# PASSAGE PROVIDED
.....
Meier’s Efforts to Influence the Election Raise Deeply Troubling Issues

Meier’s Efforts to Influence the Election
Raise Deeply Troubling Issues
By Susan M. Halpern
Former Addison Councilmember (1992-1999)

To no one’s surprise, the Dallas District Attorney has CLOSED the investigation Todd Meier improperly instigated against Joe Chow:

“At this time, we are formally closing our investigation into this matter having found no evidence of any criminal offense.”

Meier should apologize to Joe Chow and to Addison residents and voters for having made false allegations against Joe Chow. But we all know he won’t.  Indeed, I predict that he will likely seek to perpetuate his false allegations concerning Joe Chow in a shameful effort to influence voters, once again improperly using Addison resources and his position as mayor.

But’s let put the “trying to steal the election” issue aside for a moment, and examine Meier’s conduct from a different angle and specifically, on whose behalf was Meier acting?

We know that on March 28, 2017, the council met in executive session to consider this matter. The council returned to regular session and TOOK NO ACTION.  In other words, the council declined to authorization to anyone to take action.  That included Meier.

So, how did we get from NO AUTHORIZATION to a series of newsletters, distributed using Addison’s email list and written by Meier under the “mayor” banner, where Meier purported to be communicating with the District Attorney regarding a supposed investigation? Well, I’ve studied the chronology and investigated that question, and the more I learn, the more I realize that there are serious and deeply troubling questions regarding Meier’s conduct.

Let’s back up for a moment. Meier first raised this issue in his March 25, 2017 newsletter.  Meier directly – AND FALSELY – accused Joe Chow of obtaining and using the Town’s email list, writing: “We will work to determine how Joe Chow and his campaign received the list of subscribers to the mayor’s newsletter.”  The question assumed that Joe Chow had the list, and yet, Meier had NO BASIS for making that accusation.  And of course, Meier introduced the amorphous “we” concept.  Who was the “we” that was going to “work to determine” something that didn’t happen in the first place?

Two other things were happening around this time. First, Addison’s staff investigated and determined that Addison had NOT suffered a data breach of any kind relating to the Town’s email list.  We don’t know whether the staff had reached this conclusion before Meier’s March 25, 2017 newsletter, but we DO know that the staff had reached this conclusion before the council’s March 28, 2017 executive session.  It is reasonable to assume that this information was provided to Meier during the executive session, and I have assumed that to be the case.  Second, the three councilmembers in possession of the Town’s email list executed affidavits confirming that they had not provided the list to Joe Chow.

Back to the chronology. Four days after the council’s executive session, on April 1, 2017, Meier distributed a newsletter referencing Chow’s emails as “spam,” and stating that the DA “has told our staff that their Public Integrity Unit will investigate this matter if they hear complaints.”  The clear suggestion was that some communication was ongoing between Addison and the DA.  But, Meier didn’t identify any particular staff member, nor did Meier address the issue of why any member of the staff would be involved, given that the council did NOT AUTHORIZE ANY ACTION.
.....
# MATERIAL
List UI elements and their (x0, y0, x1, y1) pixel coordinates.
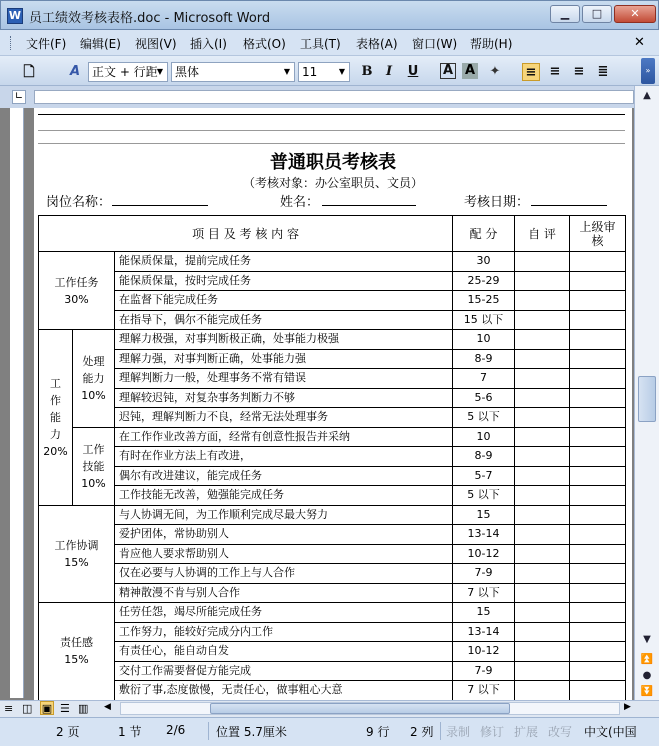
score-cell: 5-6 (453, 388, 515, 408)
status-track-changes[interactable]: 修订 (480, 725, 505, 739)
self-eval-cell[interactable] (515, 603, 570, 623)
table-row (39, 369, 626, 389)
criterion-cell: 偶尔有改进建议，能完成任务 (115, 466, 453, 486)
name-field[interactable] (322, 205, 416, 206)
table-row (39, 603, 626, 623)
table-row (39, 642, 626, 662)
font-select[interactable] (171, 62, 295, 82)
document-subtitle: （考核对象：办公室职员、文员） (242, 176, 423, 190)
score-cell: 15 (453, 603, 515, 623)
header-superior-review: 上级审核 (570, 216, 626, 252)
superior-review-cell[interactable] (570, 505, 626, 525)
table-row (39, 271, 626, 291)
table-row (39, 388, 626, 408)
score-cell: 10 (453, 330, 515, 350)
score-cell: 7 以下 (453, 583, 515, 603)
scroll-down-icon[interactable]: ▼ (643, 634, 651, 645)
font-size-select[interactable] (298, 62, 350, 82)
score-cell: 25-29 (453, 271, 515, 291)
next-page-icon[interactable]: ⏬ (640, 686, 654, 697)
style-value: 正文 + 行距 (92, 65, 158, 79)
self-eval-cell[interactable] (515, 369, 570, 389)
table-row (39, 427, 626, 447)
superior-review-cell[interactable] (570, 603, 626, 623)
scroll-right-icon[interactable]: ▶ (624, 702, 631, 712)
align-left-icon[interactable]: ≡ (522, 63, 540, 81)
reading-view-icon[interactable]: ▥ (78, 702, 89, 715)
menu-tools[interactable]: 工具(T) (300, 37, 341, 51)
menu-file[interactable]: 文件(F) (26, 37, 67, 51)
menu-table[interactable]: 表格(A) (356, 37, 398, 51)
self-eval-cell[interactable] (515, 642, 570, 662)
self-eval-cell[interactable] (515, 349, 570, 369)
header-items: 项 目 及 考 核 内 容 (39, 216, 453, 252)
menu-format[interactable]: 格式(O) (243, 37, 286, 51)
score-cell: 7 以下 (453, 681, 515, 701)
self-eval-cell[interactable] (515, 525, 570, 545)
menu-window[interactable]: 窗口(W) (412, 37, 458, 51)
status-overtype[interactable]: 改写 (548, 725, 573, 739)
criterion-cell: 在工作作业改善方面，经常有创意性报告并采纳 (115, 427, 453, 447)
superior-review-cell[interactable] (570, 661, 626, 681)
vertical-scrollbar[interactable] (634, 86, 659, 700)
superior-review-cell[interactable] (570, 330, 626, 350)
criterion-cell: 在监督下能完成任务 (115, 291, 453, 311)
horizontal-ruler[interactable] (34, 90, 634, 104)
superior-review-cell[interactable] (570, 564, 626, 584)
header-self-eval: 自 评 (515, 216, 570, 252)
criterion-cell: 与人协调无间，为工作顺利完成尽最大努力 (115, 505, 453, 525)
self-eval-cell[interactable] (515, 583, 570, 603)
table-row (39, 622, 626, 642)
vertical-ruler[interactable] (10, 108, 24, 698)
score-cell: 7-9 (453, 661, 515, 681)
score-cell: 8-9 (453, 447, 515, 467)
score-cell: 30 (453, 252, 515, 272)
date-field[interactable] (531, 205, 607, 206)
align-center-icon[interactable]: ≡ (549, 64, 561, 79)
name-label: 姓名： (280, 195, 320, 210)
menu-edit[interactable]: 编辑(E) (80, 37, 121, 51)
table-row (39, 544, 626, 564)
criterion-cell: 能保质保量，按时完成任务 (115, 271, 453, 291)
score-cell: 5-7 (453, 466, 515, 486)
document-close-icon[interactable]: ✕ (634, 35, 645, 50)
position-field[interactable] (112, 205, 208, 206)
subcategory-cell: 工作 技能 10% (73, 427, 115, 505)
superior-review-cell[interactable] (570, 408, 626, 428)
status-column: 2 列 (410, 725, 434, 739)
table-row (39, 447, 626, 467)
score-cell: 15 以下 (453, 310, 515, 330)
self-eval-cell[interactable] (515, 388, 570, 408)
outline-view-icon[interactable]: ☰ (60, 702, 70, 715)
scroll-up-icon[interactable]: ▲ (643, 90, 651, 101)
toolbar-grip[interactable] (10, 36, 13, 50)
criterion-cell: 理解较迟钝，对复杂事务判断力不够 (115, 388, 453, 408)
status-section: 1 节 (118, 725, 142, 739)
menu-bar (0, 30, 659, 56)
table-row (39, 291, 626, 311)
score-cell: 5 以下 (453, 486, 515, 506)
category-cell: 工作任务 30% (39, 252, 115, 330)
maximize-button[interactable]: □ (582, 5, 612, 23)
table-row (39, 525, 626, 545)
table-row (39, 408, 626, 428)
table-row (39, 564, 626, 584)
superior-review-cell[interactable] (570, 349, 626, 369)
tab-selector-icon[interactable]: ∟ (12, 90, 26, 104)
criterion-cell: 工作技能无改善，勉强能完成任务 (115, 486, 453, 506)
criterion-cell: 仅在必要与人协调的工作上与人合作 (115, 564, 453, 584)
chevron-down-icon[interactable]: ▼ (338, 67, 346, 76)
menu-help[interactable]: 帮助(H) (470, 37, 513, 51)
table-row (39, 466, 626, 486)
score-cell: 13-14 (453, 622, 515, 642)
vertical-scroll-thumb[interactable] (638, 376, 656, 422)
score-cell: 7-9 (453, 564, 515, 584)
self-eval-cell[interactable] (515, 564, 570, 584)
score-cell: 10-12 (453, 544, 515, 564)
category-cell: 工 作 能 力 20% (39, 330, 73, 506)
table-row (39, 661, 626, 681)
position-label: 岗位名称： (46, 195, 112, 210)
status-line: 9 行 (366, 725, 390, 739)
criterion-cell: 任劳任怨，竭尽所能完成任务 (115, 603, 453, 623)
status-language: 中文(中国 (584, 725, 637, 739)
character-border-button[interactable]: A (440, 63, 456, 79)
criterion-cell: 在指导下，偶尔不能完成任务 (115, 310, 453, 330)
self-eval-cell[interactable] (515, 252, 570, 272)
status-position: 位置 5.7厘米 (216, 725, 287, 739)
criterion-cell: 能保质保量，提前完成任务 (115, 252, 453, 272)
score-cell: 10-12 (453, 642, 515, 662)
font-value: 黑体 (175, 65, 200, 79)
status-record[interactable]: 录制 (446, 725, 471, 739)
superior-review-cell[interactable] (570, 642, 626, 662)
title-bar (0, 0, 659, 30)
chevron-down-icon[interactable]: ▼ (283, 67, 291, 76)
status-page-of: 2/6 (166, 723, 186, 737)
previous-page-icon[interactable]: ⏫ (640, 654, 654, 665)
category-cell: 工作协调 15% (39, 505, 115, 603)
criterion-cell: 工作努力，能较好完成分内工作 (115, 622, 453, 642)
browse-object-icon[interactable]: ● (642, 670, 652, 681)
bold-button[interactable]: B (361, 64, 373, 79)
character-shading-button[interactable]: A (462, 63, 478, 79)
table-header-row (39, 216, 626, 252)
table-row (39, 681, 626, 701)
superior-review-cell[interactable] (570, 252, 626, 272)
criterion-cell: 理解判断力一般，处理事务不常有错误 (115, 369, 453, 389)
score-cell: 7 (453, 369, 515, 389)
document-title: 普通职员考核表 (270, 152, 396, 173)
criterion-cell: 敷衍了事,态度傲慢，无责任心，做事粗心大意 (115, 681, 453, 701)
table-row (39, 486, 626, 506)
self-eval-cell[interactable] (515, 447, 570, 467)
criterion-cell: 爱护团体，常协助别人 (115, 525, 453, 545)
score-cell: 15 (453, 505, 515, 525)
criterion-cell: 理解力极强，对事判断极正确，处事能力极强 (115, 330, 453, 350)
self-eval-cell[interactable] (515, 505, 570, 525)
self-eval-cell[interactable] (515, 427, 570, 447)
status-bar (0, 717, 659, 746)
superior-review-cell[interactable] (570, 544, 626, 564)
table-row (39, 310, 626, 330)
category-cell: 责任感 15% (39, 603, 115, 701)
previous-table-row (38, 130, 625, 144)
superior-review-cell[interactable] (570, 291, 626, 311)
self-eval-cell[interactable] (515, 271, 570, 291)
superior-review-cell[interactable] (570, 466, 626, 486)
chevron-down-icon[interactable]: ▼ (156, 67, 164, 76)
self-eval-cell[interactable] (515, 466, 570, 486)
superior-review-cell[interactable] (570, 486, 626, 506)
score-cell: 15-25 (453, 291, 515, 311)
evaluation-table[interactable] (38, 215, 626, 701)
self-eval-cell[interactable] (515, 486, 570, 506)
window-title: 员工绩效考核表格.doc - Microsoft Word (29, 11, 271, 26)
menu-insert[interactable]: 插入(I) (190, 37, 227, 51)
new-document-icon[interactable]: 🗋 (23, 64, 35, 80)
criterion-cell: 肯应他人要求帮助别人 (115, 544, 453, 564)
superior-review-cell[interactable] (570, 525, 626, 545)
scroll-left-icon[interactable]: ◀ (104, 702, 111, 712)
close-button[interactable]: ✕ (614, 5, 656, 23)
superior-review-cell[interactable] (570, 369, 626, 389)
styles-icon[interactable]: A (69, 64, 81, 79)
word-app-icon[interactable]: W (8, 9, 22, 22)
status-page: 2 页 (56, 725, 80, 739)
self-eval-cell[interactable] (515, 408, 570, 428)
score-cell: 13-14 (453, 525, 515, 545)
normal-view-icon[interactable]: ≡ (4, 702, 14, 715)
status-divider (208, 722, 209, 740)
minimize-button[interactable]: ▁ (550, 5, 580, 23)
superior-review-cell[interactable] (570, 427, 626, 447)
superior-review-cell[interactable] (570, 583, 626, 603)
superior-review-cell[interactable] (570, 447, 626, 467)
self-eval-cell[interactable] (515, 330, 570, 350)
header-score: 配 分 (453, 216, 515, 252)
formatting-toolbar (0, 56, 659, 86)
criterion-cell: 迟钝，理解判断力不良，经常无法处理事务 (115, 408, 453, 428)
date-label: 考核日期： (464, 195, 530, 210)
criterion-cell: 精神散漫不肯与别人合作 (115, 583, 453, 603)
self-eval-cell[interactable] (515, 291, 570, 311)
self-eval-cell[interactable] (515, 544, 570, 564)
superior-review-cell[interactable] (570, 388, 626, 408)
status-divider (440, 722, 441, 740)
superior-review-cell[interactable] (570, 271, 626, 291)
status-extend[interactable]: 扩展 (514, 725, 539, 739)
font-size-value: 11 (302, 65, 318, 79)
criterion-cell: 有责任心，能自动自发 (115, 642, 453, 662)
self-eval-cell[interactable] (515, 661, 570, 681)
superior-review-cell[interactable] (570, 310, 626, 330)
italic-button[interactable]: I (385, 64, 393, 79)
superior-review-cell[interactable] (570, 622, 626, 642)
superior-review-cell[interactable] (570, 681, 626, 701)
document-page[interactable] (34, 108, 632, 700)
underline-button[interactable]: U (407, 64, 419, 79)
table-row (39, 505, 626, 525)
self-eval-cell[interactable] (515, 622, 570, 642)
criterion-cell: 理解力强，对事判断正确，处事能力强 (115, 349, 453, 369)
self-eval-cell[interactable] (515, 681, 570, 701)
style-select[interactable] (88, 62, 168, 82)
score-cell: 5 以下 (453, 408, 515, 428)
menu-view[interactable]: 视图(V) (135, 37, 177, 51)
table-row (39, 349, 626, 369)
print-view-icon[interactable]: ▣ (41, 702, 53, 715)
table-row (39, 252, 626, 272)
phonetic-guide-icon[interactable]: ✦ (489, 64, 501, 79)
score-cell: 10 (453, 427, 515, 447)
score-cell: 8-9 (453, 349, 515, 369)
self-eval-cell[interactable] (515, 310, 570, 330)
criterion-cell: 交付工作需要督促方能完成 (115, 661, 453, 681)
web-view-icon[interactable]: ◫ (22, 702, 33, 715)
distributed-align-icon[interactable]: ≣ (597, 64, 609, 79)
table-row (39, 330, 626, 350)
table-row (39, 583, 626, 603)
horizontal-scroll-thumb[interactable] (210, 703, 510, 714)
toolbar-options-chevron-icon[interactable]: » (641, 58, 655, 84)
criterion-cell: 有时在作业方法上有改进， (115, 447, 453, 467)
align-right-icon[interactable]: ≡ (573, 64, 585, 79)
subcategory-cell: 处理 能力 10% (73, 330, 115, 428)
.....
# EXERCISE TASKS
1. In the opinion piece on Meier and the election, swap "different angle" for "fresh angle" and write out the passage starting with "But’s let put" and going on through "was Meier acting?".
2. Print the entries below the opinion piece word for word, starting with the line with "score-cell: 5-6 (453, 388, 515, 408)" and going on through the line with "align-left-icon[interactable]: ≡ (522, 63, 540, 81)".

# ANSWERS TO THE TASKS
1.
But’s let put the “trying to steal the election” issue aside for a moment, and examine Meier’s conduct from a fresh angle and specifically, on whose behalf was Meier acting?

2.
score-cell: 5-6 (453, 388, 515, 408)
status-track-changes[interactable]: 修订 (480, 725, 505, 739)
self-eval-cell[interactable] (515, 603, 570, 623)
table-row (39, 369, 626, 389)
criterion-cell: 偶尔有改进建议，能完成任务 (115, 466, 453, 486)
name-field[interactable] (322, 205, 416, 206)
table-row (39, 603, 626, 623)
table-row (39, 642, 626, 662)
font-select[interactable] (171, 62, 295, 82)
document-subtitle: （考核对象：办公室职员、文员） (242, 176, 423, 190)
score-cell: 15 (453, 603, 515, 623)
header-superior-review: 上级审核 (570, 216, 626, 252)
superior-review-cell[interactable] (570, 505, 626, 525)
table-row (39, 271, 626, 291)
table-row (39, 388, 626, 408)
score-cell: 10 (453, 330, 515, 350)
score-cell: 7 以下 (453, 583, 515, 603)
scroll-down-icon[interactable]: ▼ (643, 634, 651, 645)
font-size-select[interactable] (298, 62, 350, 82)
score-cell: 25-29 (453, 271, 515, 291)
next-page-icon[interactable]: ⏬ (640, 686, 654, 697)
style-value: 正文 + 行距 (92, 65, 158, 79)
self-eval-cell[interactable] (515, 369, 570, 389)
table-row (39, 427, 626, 447)
superior-review-cell[interactable] (570, 603, 626, 623)
scroll-right-icon[interactable]: ▶ (624, 702, 631, 712)
align-left-icon[interactable]: ≡ (522, 63, 540, 81)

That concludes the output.